── PASSAGE PROVIDED ──

Re: [PATCH][RFC] preempt_count corruption across H_CEDE call with CONFIG_PREEMPT on pseries

From: Darren Hart <dvhltc@us.ibm.com>
To: svaidy@linux.vnet.ibm.com
Cc: Stephen Rothwell <sfr@canb.auug.org.au>,
	Gautham R Shenoy <ego@in.ibm.com>,
	Steven Rostedt <rostedt@goodmis.org>,
	linuxppc-dev@ozlabs.org, Will Schmidt <willschm@us.ibm.com>,
	Paul Mackerras <paulus@samba.org>,
	Thomas Gleixner <tglx@linutronix.de>
Subject: Re: [PATCH][RFC] preempt_count corruption across H_CEDE call with CONFIG_PREEMPT on pseries
Date: Fri, 06 Aug 2010 00:13:23 -0700	[thread overview]
Message-ID: <4C5BB613.6050002@us.ibm.com> (raw)
In-Reply-To: <20100806050936.GI3282@dirshya.in.ibm.com>

On 08/05/2010 10:09 PM, Vaidyanathan Srinivasan wrote:
> * Darren Hart<dvhltc@us.ibm.com>  [2010-08-05 19:19:00]:
> 
>> On 07/22/2010 10:09 PM, Benjamin Herrenschmidt wrote:
>>> On Thu, 2010-07-22 at 21:44 -0700, Darren Hart wrote:
>>>
>>>>    suggestion I updated the instrumentation to display the
>>>> local_save_flags and irqs_disabled_flags:
>>>
>>>> Jul 22 23:36:58 igoort1 kernel: local flags: 0, irqs disabled: 1
>>>> Jul 22 23:36:58 igoort1 kernel: before H_CEDE current->stack: c00000010e9e3ce0, pcnt: 1
>>>> Jul 22 23:36:58 igoort1 kernel: after H_CEDE current->stack: c00000010e9e3ce0, pcnt: 1
>>>>
>>>> I'm not sure if I'm reading that right, but I believe interrupts are
>>>> intended to be disabled here. If accomplished via the
>>>> spin_lock_irqsave() this would behave differently on RT. However, this
>>>> path disables the interrupts handled by xics, all but the IPIs anyway.

───
── PROVIDED RECORDS ──

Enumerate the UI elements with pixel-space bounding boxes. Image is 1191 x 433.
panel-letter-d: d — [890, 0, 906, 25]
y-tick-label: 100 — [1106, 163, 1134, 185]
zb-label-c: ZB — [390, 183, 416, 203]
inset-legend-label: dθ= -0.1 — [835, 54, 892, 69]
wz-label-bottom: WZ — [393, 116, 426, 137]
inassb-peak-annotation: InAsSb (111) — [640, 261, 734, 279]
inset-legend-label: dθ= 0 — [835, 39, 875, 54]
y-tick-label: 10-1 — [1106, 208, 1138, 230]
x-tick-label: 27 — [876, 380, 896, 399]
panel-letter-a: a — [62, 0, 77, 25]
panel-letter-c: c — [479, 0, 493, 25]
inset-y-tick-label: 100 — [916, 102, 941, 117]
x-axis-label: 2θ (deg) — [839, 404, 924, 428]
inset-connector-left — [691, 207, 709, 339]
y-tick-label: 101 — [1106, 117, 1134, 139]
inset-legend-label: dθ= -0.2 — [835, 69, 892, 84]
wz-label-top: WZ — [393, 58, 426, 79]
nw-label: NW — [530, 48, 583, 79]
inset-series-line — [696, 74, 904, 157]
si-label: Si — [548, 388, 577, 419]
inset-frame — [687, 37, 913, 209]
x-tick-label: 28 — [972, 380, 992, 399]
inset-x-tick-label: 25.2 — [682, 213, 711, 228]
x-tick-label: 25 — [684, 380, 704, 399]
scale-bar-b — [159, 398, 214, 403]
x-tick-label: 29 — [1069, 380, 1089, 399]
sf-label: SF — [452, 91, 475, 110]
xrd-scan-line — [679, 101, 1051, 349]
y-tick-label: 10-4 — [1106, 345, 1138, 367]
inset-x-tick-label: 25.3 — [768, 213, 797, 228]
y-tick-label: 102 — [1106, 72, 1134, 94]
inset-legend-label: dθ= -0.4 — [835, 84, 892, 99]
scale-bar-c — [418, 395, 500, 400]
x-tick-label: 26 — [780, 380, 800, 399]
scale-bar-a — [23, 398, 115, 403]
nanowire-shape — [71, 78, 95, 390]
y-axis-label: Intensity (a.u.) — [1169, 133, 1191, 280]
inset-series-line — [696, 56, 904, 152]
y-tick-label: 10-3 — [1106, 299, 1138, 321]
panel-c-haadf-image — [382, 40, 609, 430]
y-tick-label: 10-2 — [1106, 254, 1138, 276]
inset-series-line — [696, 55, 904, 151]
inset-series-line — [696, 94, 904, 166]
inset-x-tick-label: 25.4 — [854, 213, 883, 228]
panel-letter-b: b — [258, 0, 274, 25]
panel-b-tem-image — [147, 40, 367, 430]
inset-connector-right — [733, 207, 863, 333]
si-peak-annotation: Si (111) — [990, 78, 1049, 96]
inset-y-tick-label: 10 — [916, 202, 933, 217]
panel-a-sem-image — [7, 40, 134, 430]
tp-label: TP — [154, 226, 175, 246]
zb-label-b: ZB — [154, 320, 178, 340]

───
── PROVIDED RECORDS ──

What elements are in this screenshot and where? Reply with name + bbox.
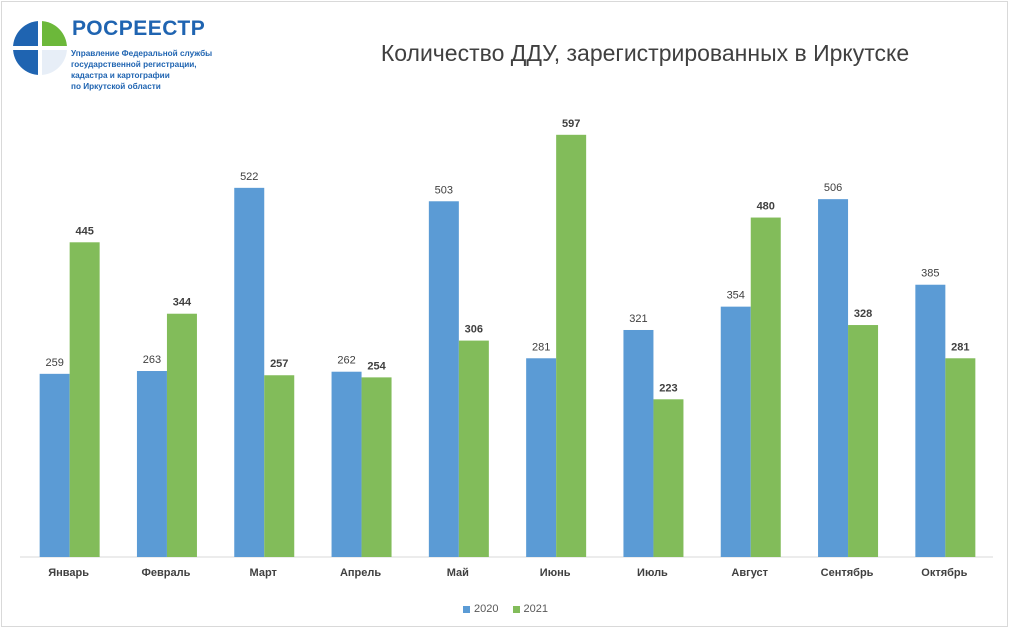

───
── PROVIDED RECORDS ──

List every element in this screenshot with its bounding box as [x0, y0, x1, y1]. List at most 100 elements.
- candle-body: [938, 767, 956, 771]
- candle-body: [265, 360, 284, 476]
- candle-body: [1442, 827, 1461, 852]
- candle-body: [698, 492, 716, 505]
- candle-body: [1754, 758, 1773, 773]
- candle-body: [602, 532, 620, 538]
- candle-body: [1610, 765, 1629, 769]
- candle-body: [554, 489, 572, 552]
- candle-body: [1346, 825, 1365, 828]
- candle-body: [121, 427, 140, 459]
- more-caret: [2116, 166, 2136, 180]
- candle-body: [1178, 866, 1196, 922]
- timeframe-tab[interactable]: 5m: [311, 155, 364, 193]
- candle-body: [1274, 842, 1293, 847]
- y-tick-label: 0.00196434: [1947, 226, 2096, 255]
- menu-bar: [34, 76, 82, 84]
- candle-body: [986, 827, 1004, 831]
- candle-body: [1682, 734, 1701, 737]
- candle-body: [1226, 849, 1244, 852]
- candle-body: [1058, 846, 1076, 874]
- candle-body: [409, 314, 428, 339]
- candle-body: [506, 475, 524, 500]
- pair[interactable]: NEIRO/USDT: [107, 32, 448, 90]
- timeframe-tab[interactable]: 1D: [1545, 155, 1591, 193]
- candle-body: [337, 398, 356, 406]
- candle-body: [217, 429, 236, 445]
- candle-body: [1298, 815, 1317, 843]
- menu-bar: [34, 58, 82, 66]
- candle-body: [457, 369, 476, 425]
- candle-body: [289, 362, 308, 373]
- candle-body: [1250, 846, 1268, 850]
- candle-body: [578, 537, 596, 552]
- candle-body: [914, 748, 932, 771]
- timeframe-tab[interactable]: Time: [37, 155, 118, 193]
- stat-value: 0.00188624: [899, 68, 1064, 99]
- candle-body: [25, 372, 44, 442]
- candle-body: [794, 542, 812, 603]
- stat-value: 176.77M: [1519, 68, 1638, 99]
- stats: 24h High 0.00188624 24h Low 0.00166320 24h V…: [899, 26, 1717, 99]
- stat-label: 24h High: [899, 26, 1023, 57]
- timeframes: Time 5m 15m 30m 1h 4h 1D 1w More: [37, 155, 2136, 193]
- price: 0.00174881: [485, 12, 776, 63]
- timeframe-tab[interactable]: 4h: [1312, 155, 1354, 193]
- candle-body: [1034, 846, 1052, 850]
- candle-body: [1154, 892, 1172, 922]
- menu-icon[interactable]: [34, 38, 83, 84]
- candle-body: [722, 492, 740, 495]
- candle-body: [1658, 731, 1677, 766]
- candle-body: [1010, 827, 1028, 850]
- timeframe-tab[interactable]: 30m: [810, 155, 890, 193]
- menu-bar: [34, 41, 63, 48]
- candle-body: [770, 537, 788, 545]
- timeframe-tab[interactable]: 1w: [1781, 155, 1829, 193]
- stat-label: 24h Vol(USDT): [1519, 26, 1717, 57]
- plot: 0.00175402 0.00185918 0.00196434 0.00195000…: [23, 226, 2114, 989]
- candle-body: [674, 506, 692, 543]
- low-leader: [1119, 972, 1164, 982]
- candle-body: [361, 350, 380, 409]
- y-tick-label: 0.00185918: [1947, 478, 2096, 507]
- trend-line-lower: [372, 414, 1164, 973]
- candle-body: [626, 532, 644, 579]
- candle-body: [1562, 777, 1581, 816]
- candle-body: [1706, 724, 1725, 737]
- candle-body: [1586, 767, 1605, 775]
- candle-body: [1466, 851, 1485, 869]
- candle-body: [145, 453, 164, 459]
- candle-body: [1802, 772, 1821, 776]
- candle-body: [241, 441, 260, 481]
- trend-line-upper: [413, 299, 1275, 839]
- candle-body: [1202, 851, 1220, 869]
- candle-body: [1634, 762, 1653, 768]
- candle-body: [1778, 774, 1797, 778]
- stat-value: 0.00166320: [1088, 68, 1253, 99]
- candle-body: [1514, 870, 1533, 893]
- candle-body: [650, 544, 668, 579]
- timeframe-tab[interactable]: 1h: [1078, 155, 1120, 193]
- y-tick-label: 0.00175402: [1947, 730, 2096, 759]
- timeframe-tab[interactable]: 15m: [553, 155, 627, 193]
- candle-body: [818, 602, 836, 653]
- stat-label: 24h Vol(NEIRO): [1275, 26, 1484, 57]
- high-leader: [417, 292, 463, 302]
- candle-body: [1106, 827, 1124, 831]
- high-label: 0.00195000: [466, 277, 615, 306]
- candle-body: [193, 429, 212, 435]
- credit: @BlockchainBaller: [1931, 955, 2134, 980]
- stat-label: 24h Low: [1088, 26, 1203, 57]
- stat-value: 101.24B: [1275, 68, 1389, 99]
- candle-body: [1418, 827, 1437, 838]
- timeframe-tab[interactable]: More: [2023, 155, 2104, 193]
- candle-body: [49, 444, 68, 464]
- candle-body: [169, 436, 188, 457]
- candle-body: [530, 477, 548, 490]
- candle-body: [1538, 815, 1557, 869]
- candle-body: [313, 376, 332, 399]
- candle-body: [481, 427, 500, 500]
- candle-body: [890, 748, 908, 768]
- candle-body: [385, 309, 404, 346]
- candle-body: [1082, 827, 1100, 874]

───

» WORK INSTRUCTIONS:
1: Reproduce a portion of the preempt_count thread word for word, beginning at the words "From: Darren Hart" and stopping after the words "Message-ID: <4C5BB613.6050002@us.ibm.com> (raw)".
2: Summarize the preempt_count thread in two sentences.
3: Write the next part of the preempt_count thread, picking up after its final sentence.

» TASK-BY-TASK ANSWERS:
1:
From: Darren Hart <dvhltc@us.ibm.com>
To: svaidy@linux.vnet.ibm.com
Cc: Stephen Rothwell <sfr@canb.auug.org.au>,
	Gautham R Shenoy <ego@in.ibm.com>,
	Steven Rostedt <rostedt@goodmis.org>,
	linuxppc-dev@ozlabs.org, Will Schmidt <willschm@us.ibm.com>,
	Paul Mackerras <paulus@samba.org>,
	Thomas Gleixner <tglx@linutronix.de>
Subject: Re: [PATCH][RFC] preempt_count corruption across H_CEDE call with CONFIG_PREEMPT on pseries
Date: Fri, 06 Aug 2010 00:13:23 -0700	[thread overview]
Message-ID: <4C5BB613.6050002@us.ibm.com> (raw)

2: In this August 2010 reply about preempt_count corruption across the H_CEDE call with CONFIG_PREEMPT on pseries, Darren Hart's quoted earlier message reports that his updated instrumentation showed local flags of 0, irqs disabled as 1, and a pcnt of 1 both before and after H_CEDE. He tentatively reads this as interrupts being intended to be disabled there, notes that doing so through spin_lock_irqsave() would behave differently on RT, and adds that this path disables the interrupts handled by xics, all but the IPIs.

3:
>>>> On RT I disabled the decrementer as well.
>>>>
>>>> Is it possible for RT to be receiving other interrupts here?
>>>
>>> Also you may want to call hard_irq_disable() to -really- disable
>>> interrupts ... since we do lazy-disable on powerpc
>>>
>>
>> A quick update and request for direction wrt the cede hcall, interrupt handling, and the stack pointer.
>>
>> I've added patches one at a time, eliminating bugs with preempt_rt
>> (tip/rt/head). With my current patchset I have no crashes with a single run of
>> random_online.sh (stress testing to hit the hang will sees is my todo for
>> tomorrow).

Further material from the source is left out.